::: Data listing :::

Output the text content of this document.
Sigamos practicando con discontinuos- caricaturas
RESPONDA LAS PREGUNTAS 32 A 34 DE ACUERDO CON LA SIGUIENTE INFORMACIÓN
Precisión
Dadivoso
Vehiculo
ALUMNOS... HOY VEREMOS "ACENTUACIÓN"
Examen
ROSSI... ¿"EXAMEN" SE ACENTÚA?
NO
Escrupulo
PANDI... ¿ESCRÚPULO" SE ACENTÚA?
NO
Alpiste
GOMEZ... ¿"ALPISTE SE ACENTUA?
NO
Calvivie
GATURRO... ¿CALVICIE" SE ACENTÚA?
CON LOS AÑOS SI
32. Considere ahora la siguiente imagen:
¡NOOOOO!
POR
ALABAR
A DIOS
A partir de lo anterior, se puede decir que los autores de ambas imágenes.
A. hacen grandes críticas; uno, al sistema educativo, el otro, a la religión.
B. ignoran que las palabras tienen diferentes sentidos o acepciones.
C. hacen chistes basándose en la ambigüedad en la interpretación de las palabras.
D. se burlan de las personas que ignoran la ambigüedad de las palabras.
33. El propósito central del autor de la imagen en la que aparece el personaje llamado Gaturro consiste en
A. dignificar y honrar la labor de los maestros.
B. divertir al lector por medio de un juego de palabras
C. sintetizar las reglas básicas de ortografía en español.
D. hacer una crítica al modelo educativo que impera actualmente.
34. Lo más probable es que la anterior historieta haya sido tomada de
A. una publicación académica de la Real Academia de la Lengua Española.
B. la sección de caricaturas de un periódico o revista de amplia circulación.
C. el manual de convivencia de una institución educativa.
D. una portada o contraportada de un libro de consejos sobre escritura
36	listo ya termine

:::
::: Data listing :::

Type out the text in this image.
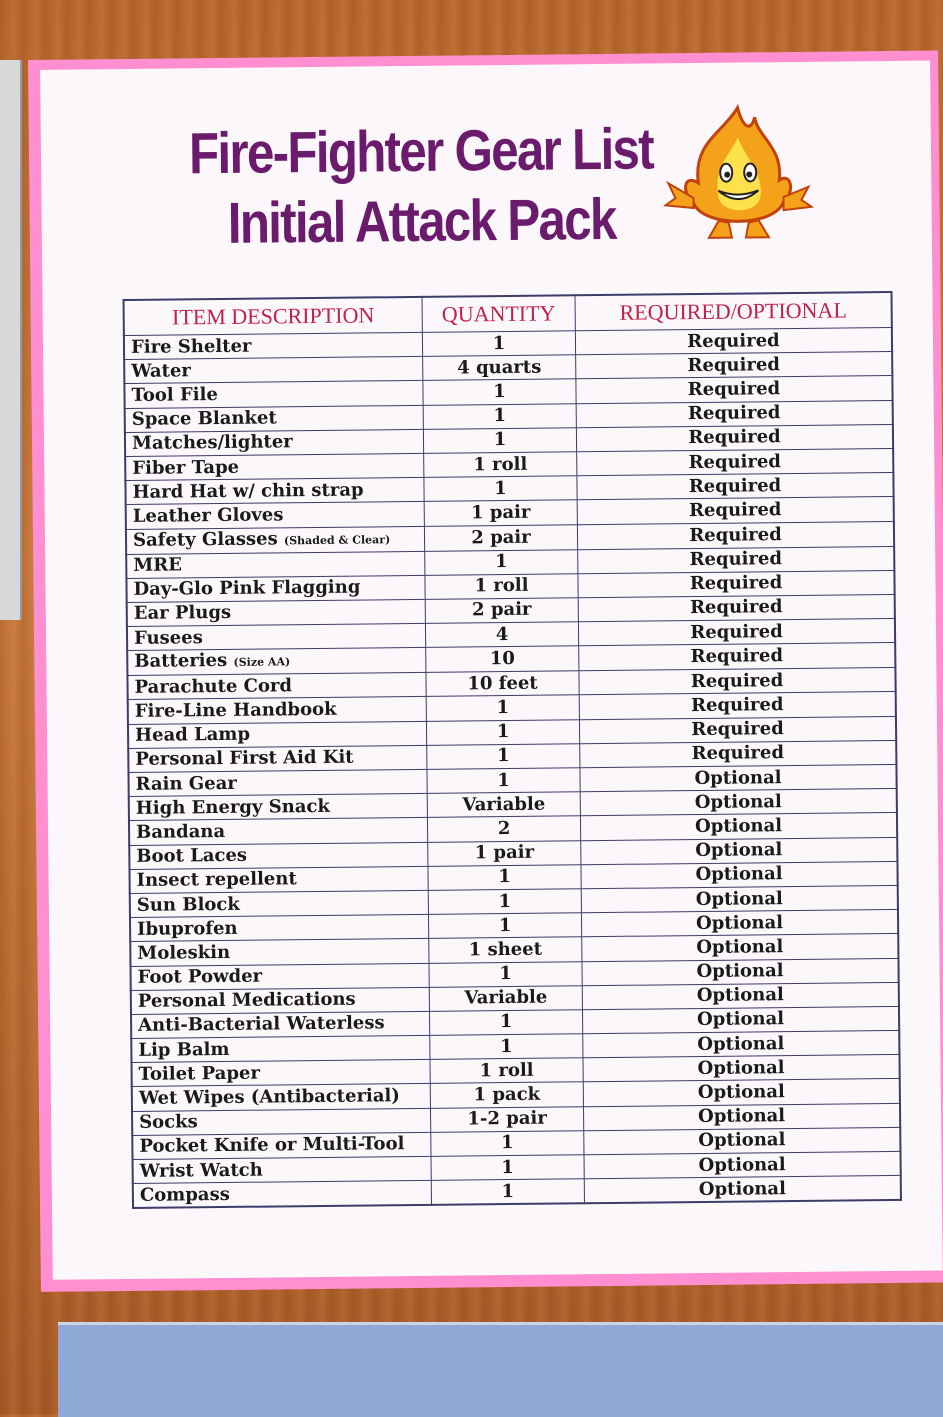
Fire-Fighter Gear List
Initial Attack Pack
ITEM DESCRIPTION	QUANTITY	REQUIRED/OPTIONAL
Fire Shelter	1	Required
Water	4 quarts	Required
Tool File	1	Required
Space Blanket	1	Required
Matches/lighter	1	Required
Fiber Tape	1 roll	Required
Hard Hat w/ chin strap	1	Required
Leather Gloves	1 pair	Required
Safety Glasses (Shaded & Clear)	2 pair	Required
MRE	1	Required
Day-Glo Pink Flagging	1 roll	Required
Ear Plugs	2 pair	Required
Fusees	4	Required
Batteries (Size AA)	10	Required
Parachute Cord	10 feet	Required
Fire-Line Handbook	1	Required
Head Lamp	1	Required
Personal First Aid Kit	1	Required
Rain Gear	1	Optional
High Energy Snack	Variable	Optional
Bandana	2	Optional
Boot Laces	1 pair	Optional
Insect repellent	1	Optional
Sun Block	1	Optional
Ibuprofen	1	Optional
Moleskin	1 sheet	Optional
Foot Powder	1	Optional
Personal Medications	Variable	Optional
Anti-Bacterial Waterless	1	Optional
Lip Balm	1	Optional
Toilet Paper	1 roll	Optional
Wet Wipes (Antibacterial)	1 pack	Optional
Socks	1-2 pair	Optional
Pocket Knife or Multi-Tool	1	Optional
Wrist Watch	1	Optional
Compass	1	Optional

:::
::: Data listing :::

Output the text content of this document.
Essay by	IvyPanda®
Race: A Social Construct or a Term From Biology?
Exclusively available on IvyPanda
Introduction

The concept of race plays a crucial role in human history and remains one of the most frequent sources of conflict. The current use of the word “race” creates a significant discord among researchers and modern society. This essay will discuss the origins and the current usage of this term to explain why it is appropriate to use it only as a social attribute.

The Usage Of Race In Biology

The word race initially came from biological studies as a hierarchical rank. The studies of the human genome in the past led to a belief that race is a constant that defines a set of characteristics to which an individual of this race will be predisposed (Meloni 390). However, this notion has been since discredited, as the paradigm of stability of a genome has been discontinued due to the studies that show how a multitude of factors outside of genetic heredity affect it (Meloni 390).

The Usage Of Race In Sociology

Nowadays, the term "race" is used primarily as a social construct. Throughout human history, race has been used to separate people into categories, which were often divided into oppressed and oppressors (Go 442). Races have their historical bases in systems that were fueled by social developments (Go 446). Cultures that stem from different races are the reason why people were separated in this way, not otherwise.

:::

**Your goal**: Could you copy out every line in the material above that contains the string "imagen"?

**Result for this exercise**:
32. Considere ahora la siguiente imagen:
33. El propósito central del autor de la imagen en la que aparece el personaje llamado Gaturro consiste en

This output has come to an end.